*Stated goal:*
Reproduce every entry below precisely. Pictures are excluded from the copy.

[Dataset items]
— begin —

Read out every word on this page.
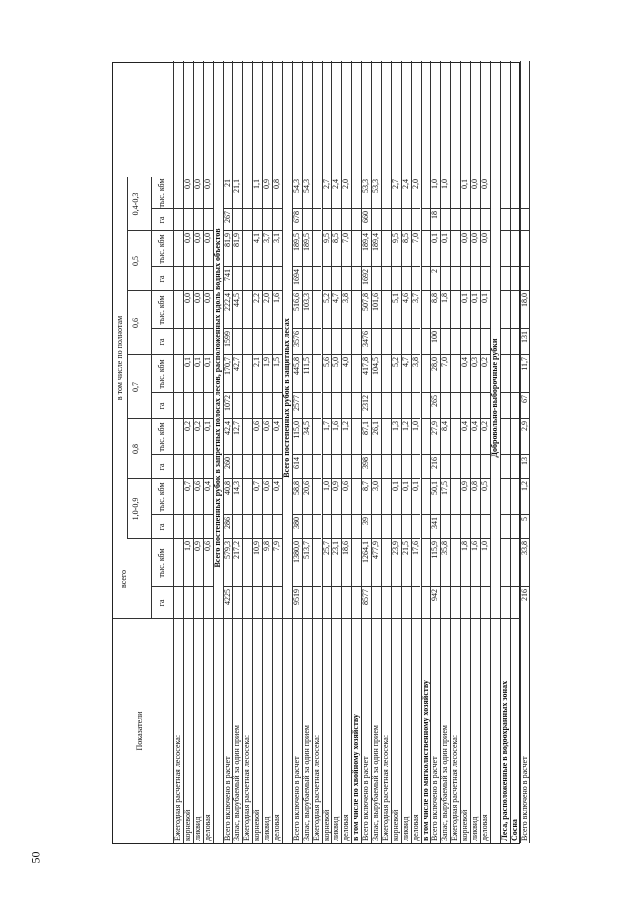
50
Показатели
всего
в том числе по полнотам
1,0-0,9
0,8
0,7
0,6
0,5
0,4-0,3
га
тыс. кбм
га
тыс. кбм
га
тыс. кбм
га
тыс. кбм
га
тыс. кбм
га
тыс. кбм
га
тыс. кбм
Ежегодная расчетная лесосека: корневой
1,0
0,7
0,2
0,1
0,0
0,0
0,0
ликвид
0,9
0,6
0,2
0,1
0,0
0,0
0,0
деловая
0,6
0,4
0,1
0,1
0,0
0,0
0,0
Всего постепенных рубок в запретных полосах лесов, расположенных вдоль водных объектов
Всего включено в расчет
4225
579,3
286
40,8
260
42,4
1072
170,7
1599
222,4
741
81,9
267
21
Запас, вырубаемый за один прием
217,2
14,3
12,7
42,7
44,5
81,9
21,1
Ежегодная расчетная лесосека: корневой
10,9
0,7
0,6
2,1
2,2
4,1
1,1
ликвид
9,8
0,6
0,6
1,9
2,0
3,7
0,9
деловая
7,9
0,4
0,4
1,5
1,6
3,1
0,8
Всего постепенных рубок в защитных лесах
Всего включено в расчет
9519
1380,0
380
58,8
614
115,0
2577
445,8
3576
516,6
1694
189,5
678
54,3
Запас, вырубаемый за один прием
513,7
20,6
34,5
111,5
103,3
189,5
54,3
Ежегодная расчетная лесосека: корневой
25,7
1,0
1,7
5,6
5,2
9,5
2,7
ликвид
23,1
0,9
1,6
5,0
4,7
8,5
2,4
деловая
18,6
0,6
1,2
4,0
3,8
7,0
2,0
в том числе по хвойному хозяйству Всего включено в расчет
8577
1264,1
39
8,7
398
87,1
2312
417,8
3476
507,8
1692
189,4
660
53,3
Запас, вырубаемый за один прием
477,9
3,0
26,1
104,5
101,6
189,4
53,3
Ежегодная расчетная лесосека: корневой
23,9
0,1
1,3
5,2
5,1
9,5
2,7
ликвид
21,5
0,1
1,2
4,7
4,6
8,5
2,4
деловая
17,6
0,1
1,0
3,8
3,7
7,0
2,0
в том числе по мягколиственному хозяйству Всего включено в расчет
942
115,9
341
50,1
216
27,9
265
28,0
100
8,8
2
0,1
18
1,0
Запас, вырубаемый за один прием
35,8
17,5
8,4
7,0
1,8
0,1
1,0
Ежегодная расчетная лесосека: корневой
1,8
0,9
0,4
0,4
0,1
0,0
0,1
ликвид
1,6
0,8
0,4
0,3
0,1
0,0
0,0
деловая
1,0
0,5
0,2
0,2
0,1
0,0
0,0
Добровольно-выборочные рубки
Леса, расположенные в водоохранных зонах Сосна Всего включено в расчет
216
33,8
5
1,2
13
2,9
67
11,7
131
18,0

— end —

*Final result:*
Read out every word on this page.
50
Показатели
всего
в том числе по полнотам
1,0-0,9
0,8
0,7
0,6
0,5
0,4-0,3
га
тыс. кбм
га
тыс. кбм
га
тыс. кбм
га
тыс. кбм
га
тыс. кбм
га
тыс. кбм
га
тыс. кбм
Ежегодная расчетная лесосека: корневой
1,0
0,7
0,2
0,1
0,0
0,0
0,0
ликвид
0,9
0,6
0,2
0,1
0,0
0,0
0,0
деловая
0,6
0,4
0,1
0,1
0,0
0,0
0,0
Всего постепенных рубок в запретных полосах лесов, расположенных вдоль водных объектов
Всего включено в расчет
4225
579,3
286
40,8
260
42,4
1072
170,7
1599
222,4
741
81,9
267
21
Запас, вырубаемый за один прием
217,2
14,3
12,7
42,7
44,5
81,9
21,1
Ежегодная расчетная лесосека: корневой
10,9
0,7
0,6
2,1
2,2
4,1
1,1
ликвид
9,8
0,6
0,6
1,9
2,0
3,7
0,9
деловая
7,9
0,4
0,4
1,5
1,6
3,1
0,8
Всего постепенных рубок в защитных лесах
Всего включено в расчет
9519
1380,0
380
58,8
614
115,0
2577
445,8
3576
516,6
1694
189,5
678
54,3
Запас, вырубаемый за один прием
513,7
20,6
34,5
111,5
103,3
189,5
54,3
Ежегодная расчетная лесосека: корневой
25,7
1,0
1,7
5,6
5,2
9,5
2,7
ликвид
23,1
0,9
1,6
5,0
4,7
8,5
2,4
деловая
18,6
0,6
1,2
4,0
3,8
7,0
2,0
в том числе по хвойному хозяйству Всего включено в расчет
8577
1264,1
39
8,7
398
87,1
2312
417,8
3476
507,8
1692
189,4
660
53,3
Запас, вырубаемый за один прием
477,9
3,0
26,1
104,5
101,6
189,4
53,3
Ежегодная расчетная лесосека: корневой
23,9
0,1
1,3
5,2
5,1
9,5
2,7
ликвид
21,5
0,1
1,2
4,7
4,6
8,5
2,4
деловая
17,6
0,1
1,0
3,8
3,7
7,0
2,0
в том числе по мягколиственному хозяйству Всего включено в расчет
942
115,9
341
50,1
216
27,9
265
28,0
100
8,8
2
0,1
18
1,0
Запас, вырубаемый за один прием
35,8
17,5
8,4
7,0
1,8
0,1
1,0
Ежегодная расчетная лесосека: корневой
1,8
0,9
0,4
0,4
0,1
0,0
0,1
ликвид
1,6
0,8
0,4
0,3
0,1
0,0
0,0
деловая
1,0
0,5
0,2
0,2
0,1
0,0
0,0
Добровольно-выборочные рубки
Леса, расположенные в водоохранных зонах Сосна Всего включено в расчет
216
33,8
5
1,2
13
2,9
67
11,7
131
18,0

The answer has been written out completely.